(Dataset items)
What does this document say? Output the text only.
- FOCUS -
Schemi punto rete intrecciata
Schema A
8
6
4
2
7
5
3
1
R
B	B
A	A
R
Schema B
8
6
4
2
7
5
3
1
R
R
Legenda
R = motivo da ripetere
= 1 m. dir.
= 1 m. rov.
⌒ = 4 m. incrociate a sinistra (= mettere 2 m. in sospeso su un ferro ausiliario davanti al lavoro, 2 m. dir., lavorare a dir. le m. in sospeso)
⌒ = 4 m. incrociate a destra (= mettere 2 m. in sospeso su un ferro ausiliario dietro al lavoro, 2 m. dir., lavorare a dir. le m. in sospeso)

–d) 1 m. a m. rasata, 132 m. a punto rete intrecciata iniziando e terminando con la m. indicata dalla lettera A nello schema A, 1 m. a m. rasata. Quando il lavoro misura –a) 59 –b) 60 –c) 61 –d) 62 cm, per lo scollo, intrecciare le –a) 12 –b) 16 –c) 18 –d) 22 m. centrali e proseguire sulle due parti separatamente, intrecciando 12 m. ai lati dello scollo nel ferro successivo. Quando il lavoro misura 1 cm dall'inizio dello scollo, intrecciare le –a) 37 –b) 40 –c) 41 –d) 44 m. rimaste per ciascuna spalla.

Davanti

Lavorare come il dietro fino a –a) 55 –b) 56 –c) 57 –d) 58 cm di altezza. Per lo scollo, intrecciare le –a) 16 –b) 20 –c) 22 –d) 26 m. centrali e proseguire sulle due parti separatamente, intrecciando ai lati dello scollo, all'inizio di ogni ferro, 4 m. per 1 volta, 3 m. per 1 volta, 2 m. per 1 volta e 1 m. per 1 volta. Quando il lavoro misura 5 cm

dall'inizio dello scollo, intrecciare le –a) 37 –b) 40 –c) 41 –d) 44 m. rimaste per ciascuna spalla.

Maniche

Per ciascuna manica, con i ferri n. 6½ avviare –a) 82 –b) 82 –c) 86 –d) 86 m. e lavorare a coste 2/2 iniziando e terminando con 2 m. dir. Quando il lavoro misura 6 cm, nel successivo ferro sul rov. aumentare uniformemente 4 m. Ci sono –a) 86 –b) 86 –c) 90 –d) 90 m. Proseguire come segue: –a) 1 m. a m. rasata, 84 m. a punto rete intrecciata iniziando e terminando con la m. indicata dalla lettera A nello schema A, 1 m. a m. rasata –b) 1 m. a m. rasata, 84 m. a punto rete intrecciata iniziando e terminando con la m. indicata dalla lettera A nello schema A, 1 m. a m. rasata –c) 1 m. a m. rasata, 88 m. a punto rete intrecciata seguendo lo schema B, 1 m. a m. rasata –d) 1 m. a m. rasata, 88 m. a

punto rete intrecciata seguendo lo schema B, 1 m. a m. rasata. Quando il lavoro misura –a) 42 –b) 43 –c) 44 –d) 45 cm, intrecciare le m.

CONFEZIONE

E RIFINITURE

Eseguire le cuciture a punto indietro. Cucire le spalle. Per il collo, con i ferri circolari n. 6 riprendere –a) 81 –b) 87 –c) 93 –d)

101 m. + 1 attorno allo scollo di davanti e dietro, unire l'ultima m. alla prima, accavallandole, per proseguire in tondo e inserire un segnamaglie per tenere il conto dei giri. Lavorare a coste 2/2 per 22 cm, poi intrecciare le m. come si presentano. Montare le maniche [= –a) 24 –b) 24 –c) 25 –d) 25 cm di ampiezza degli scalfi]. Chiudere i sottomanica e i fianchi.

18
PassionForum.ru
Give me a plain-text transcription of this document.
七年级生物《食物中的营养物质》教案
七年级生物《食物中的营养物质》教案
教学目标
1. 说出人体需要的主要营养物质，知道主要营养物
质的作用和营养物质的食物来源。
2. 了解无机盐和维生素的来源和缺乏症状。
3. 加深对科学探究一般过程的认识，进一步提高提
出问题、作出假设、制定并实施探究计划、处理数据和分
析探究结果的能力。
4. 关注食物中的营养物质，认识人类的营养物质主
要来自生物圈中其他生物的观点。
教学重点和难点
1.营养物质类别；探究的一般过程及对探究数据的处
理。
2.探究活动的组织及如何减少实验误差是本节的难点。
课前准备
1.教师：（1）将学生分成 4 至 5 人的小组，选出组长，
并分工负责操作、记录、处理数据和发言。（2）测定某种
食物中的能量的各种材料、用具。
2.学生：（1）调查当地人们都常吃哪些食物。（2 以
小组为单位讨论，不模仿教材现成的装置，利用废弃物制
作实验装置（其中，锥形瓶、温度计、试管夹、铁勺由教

SET PROBLEM: Give again the lines from the line holding "Give me a plain-text" through the close of the listing, both included, exactly as written and with nothing else.

REPLY TO THE EXERCISE:
Give me a plain-text transcription of this document.
七年级生物《食物中的营养物质》教案
七年级生物《食物中的营养物质》教案
教学目标
1. 说出人体需要的主要营养物质，知道主要营养物
质的作用和营养物质的食物来源。
2. 了解无机盐和维生素的来源和缺乏症状。
3. 加深对科学探究一般过程的认识，进一步提高提
出问题、作出假设、制定并实施探究计划、处理数据和分
析探究结果的能力。
4. 关注食物中的营养物质，认识人类的营养物质主
要来自生物圈中其他生物的观点。
教学重点和难点
1.营养物质类别；探究的一般过程及对探究数据的处
理。
2.探究活动的组织及如何减少实验误差是本节的难点。
课前准备
1.教师：（1）将学生分成 4 至 5 人的小组，选出组长，
并分工负责操作、记录、处理数据和发言。（2）测定某种
食物中的能量的各种材料、用具。
2.学生：（1）调查当地人们都常吃哪些食物。（2 以
小组为单位讨论，不模仿教材现成的装置，利用废弃物制
作实验装置（其中，锥形瓶、温度计、试管夹、铁勺由教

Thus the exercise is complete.